=== MATERIAL SHOWN ===
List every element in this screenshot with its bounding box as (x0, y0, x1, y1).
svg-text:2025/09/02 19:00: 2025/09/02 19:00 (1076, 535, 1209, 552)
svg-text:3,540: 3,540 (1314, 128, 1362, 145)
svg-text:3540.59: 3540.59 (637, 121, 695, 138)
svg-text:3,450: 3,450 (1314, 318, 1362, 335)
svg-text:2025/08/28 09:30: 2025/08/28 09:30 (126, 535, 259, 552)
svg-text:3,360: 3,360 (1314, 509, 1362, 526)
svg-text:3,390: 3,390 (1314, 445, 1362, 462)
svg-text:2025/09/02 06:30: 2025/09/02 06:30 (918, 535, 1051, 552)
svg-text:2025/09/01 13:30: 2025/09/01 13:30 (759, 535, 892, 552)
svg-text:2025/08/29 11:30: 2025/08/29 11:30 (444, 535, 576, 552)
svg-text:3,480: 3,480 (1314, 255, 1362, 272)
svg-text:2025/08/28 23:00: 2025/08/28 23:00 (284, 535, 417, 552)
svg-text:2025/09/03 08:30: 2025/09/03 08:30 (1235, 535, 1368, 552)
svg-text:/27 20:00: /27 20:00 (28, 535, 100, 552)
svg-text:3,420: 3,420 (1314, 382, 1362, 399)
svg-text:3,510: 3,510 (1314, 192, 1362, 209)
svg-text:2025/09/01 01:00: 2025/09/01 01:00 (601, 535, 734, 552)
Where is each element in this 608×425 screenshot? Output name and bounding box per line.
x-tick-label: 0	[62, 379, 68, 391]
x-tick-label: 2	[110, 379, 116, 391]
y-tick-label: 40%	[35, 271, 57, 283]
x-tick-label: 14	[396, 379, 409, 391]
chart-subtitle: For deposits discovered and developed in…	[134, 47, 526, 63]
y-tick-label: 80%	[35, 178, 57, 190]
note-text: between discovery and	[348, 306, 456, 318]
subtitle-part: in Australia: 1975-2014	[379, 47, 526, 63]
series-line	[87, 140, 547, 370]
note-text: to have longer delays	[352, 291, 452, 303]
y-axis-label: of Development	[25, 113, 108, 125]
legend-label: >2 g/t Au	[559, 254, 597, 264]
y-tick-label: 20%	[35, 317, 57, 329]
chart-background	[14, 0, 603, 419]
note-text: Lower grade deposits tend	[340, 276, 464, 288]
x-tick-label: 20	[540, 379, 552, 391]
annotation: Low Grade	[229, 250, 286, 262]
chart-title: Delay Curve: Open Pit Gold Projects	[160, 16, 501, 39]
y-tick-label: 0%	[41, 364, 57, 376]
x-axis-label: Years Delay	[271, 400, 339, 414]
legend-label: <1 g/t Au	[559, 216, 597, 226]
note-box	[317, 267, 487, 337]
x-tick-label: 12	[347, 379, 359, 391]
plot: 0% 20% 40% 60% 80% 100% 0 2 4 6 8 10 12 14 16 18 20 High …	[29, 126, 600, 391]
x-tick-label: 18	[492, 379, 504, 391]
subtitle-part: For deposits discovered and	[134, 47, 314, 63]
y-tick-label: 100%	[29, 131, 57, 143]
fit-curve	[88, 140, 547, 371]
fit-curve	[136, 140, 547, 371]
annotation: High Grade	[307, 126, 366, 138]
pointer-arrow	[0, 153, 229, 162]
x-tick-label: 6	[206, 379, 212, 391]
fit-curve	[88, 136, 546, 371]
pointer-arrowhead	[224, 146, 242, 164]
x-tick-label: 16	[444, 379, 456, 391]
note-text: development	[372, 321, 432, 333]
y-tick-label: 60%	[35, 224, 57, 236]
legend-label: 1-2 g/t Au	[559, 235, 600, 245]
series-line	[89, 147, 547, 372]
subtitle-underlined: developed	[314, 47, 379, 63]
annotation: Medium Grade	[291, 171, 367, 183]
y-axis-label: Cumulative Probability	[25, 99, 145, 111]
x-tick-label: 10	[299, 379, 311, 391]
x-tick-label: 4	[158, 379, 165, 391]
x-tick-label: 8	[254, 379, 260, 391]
===
● **WHAT NEEDS TO BE DONE**
Please pull out every line above that contains the word "annotation", treating uppercase and lowercase as different.

● **FINISHED ANSWER**
annotation: Low Grade	[229, 250, 286, 262]
annotation: High Grade	[307, 126, 366, 138]
annotation: Medium Grade	[291, 171, 367, 183]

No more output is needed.